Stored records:
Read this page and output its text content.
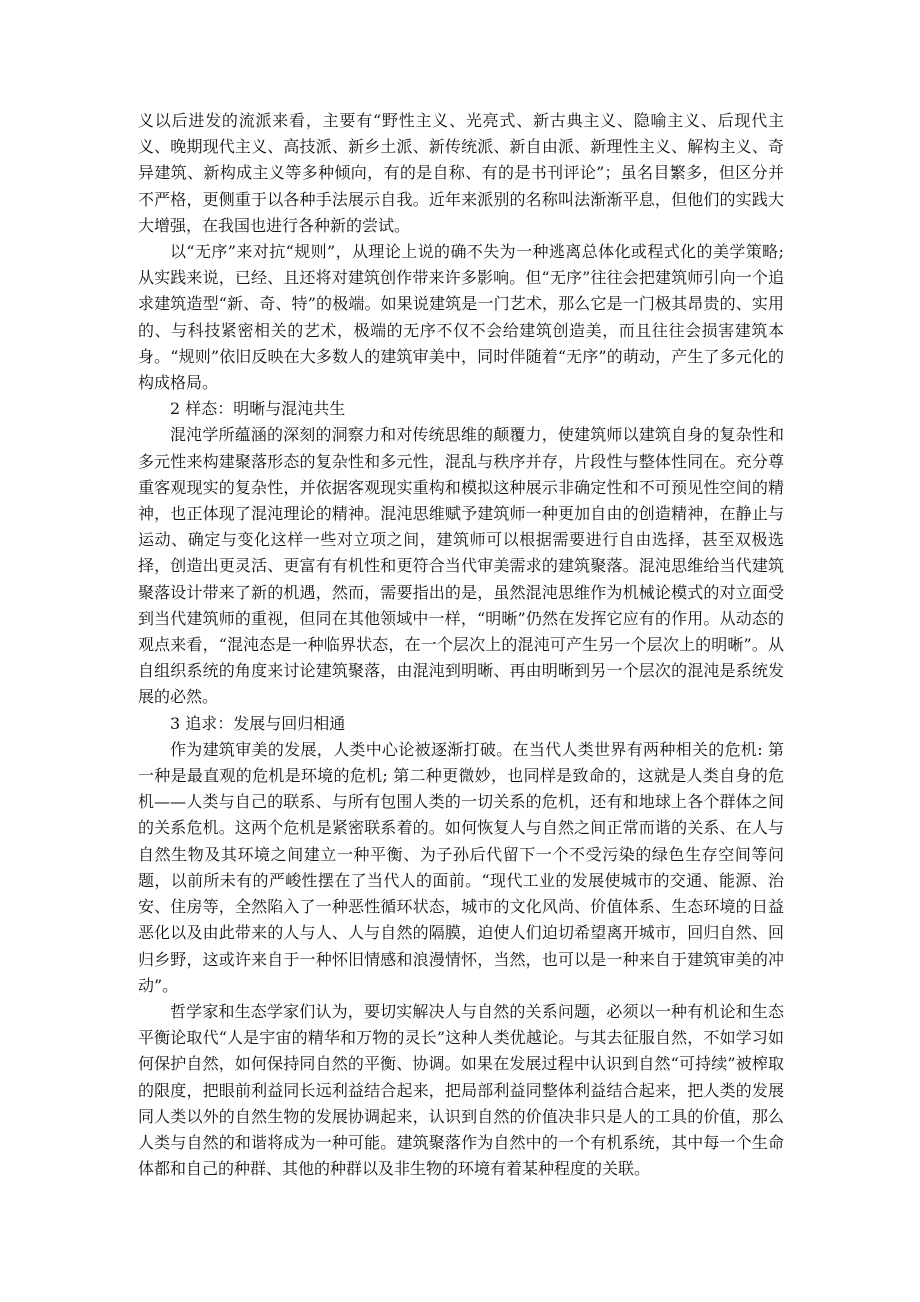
义以后进发的流派来看，主要有“野性主义、光亮式、新古典主义、隐喻主义、后现代主义、晚期现代主义、高技派、新乡土派、新传统派、新自由派、新理性主义、解构主义、奇异建筑、新构成主义等多种倾向，有的是自称、有的是书刊评论”；虽名目繁多，但区分并不严格，更侧重于以各种手法展示自我。近年来派别的名称叫法渐渐平息，但他们的实践大大增强，在我国也进行各种新的尝试。

以“无序”来对抗“规则”，从理论上说的确不失为一种逃离总体化或程式化的美学策略; 从实践来说，已经、且还将对建筑创作带来许多影响。但“无序”往往会把建筑师引向一个追求建筑造型“新、奇、特”的极端。如果说建筑是一门艺术，那么它是一门极其昂贵的、实用的、与科技紧密相关的艺术，极端的无序不仅不会给建筑创造美，而且往往会损害建筑本身。“规则”依旧反映在大多数人的建筑审美中，同时伴随着“无序”的萌动，产生了多元化的构成格局。

2 样态：明晰与混沌共生

混沌学所蕴涵的深刻的洞察力和对传统思维的颠覆力，使建筑师以建筑自身的复杂性和多元性来构建聚落形态的复杂性和多元性，混乱与秩序并存，片段性与整体性同在。充分尊重客观现实的复杂性，并依据客观现实重构和模拟这种展示非确定性和不可预见性空间的精神，也正体现了混沌理论的精神。混沌思维赋予建筑师一种更加自由的创造精神，在静止与运动、确定与变化这样一些对立项之间，建筑师可以根据需要进行自由选择，甚至双极选择，创造出更灵活、更富有有机性和更符合当代审美需求的建筑聚落。混沌思维给当代建筑聚落设计带来了新的机遇，然而，需要指出的是，虽然混沌思维作为机械论模式的对立面受到当代建筑师的重视，但同在其他领域中一样，“明晰”仍然在发挥它应有的作用。从动态的观点来看，“混沌态是一种临界状态，在一个层次上的混沌可产生另一个层次上的明晰”。从自组织系统的角度来讨论建筑聚落，由混沌到明晰、再由明晰到另一个层次的混沌是系统发展的必然。

3 追求：发展与回归相通

作为建筑审美的发展，人类中心论被逐渐打破。在当代人类世界有两种相关的危机: 第一种是最直观的危机是环境的危机; 第二种更微妙，也同样是致命的，这就是人类自身的危机——人类与自己的联系、与所有包围人类的一切关系的危机，还有和地球上各个群体之间的关系危机。这两个危机是紧密联系着的。如何恢复人与自然之间正常而谐的关系、在人与自然生物及其环境之间建立一种平衡、为子孙后代留下一个不受污染的绿色生存空间等问题，以前所未有的严峻性摆在了当代人的面前。“现代工业的发展使城市的交通、能源、治安、住房等，全然陷入了一种恶性循环状态，城市的文化风尚、价值体系、生态环境的日益恶化以及由此带来的人与人、人与自然的隔膜，迫使人们迫切希望离开城市，回归自然、回归乡野，这或许来自于一种怀旧情感和浪漫情怀，当然，也可以是一种来自于建筑审美的冲动”。

哲学家和生态学家们认为，要切实解决人与自然的关系问题，必须以一种有机论和生态平衡论取代“人是宇宙的精华和万物的灵长”这种人类优越论。与其去征服自然，不如学习如何保护自然，如何保持同自然的平衡、协调。如果在发展过程中认识到自然“可持续”被榨取的限度，把眼前利益同长远利益结合起来，把局部利益同整体利益结合起来，把人类的发展同人类以外的自然生物的发展协调起来，认识到自然的价值决非只是人的工具的价值，那么人类与自然的和谐将成为一种可能。建筑聚落作为自然中的一个有机系统，其中每一个生命体都和自己的种群、其他的种群以及非生物的环境有着某种程度的关联。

Your task =>
The records shown above are to be repeated exactly, with the pictures left out.

Task response =>
Read this page and output its text content.
义以后进发的流派来看，主要有“野性主义、光亮式、新古典主义、隐喻主义、后现代主义、晚期现代主义、高技派、新乡土派、新传统派、新自由派、新理性主义、解构主义、奇异建筑、新构成主义等多种倾向，有的是自称、有的是书刊评论”；虽名目繁多，但区分并不严格，更侧重于以各种手法展示自我。近年来派别的名称叫法渐渐平息，但他们的实践大大增强，在我国也进行各种新的尝试。

以“无序”来对抗“规则”，从理论上说的确不失为一种逃离总体化或程式化的美学策略; 从实践来说，已经、且还将对建筑创作带来许多影响。但“无序”往往会把建筑师引向一个追求建筑造型“新、奇、特”的极端。如果说建筑是一门艺术，那么它是一门极其昂贵的、实用的、与科技紧密相关的艺术，极端的无序不仅不会给建筑创造美，而且往往会损害建筑本身。“规则”依旧反映在大多数人的建筑审美中，同时伴随着“无序”的萌动，产生了多元化的构成格局。

2 样态：明晰与混沌共生

混沌学所蕴涵的深刻的洞察力和对传统思维的颠覆力，使建筑师以建筑自身的复杂性和多元性来构建聚落形态的复杂性和多元性，混乱与秩序并存，片段性与整体性同在。充分尊重客观现实的复杂性，并依据客观现实重构和模拟这种展示非确定性和不可预见性空间的精神，也正体现了混沌理论的精神。混沌思维赋予建筑师一种更加自由的创造精神，在静止与运动、确定与变化这样一些对立项之间，建筑师可以根据需要进行自由选择，甚至双极选择，创造出更灵活、更富有有机性和更符合当代审美需求的建筑聚落。混沌思维给当代建筑聚落设计带来了新的机遇，然而，需要指出的是，虽然混沌思维作为机械论模式的对立面受到当代建筑师的重视，但同在其他领域中一样，“明晰”仍然在发挥它应有的作用。从动态的观点来看，“混沌态是一种临界状态，在一个层次上的混沌可产生另一个层次上的明晰”。从自组织系统的角度来讨论建筑聚落，由混沌到明晰、再由明晰到另一个层次的混沌是系统发展的必然。

3 追求：发展与回归相通

作为建筑审美的发展，人类中心论被逐渐打破。在当代人类世界有两种相关的危机: 第一种是最直观的危机是环境的危机; 第二种更微妙，也同样是致命的，这就是人类自身的危机——人类与自己的联系、与所有包围人类的一切关系的危机，还有和地球上各个群体之间的关系危机。这两个危机是紧密联系着的。如何恢复人与自然之间正常而谐的关系、在人与自然生物及其环境之间建立一种平衡、为子孙后代留下一个不受污染的绿色生存空间等问题，以前所未有的严峻性摆在了当代人的面前。“现代工业的发展使城市的交通、能源、治安、住房等，全然陷入了一种恶性循环状态，城市的文化风尚、价值体系、生态环境的日益恶化以及由此带来的人与人、人与自然的隔膜，迫使人们迫切希望离开城市，回归自然、回归乡野，这或许来自于一种怀旧情感和浪漫情怀，当然，也可以是一种来自于建筑审美的冲动”。

哲学家和生态学家们认为，要切实解决人与自然的关系问题，必须以一种有机论和生态平衡论取代“人是宇宙的精华和万物的灵长”这种人类优越论。与其去征服自然，不如学习如何保护自然，如何保持同自然的平衡、协调。如果在发展过程中认识到自然“可持续”被榨取的限度，把眼前利益同长远利益结合起来，把局部利益同整体利益结合起来，把人类的发展同人类以外的自然生物的发展协调起来，认识到自然的价值决非只是人的工具的价值，那么人类与自然的和谐将成为一种可能。建筑聚落作为自然中的一个有机系统，其中每一个生命体都和自己的种群、其他的种群以及非生物的环境有着某种程度的关联。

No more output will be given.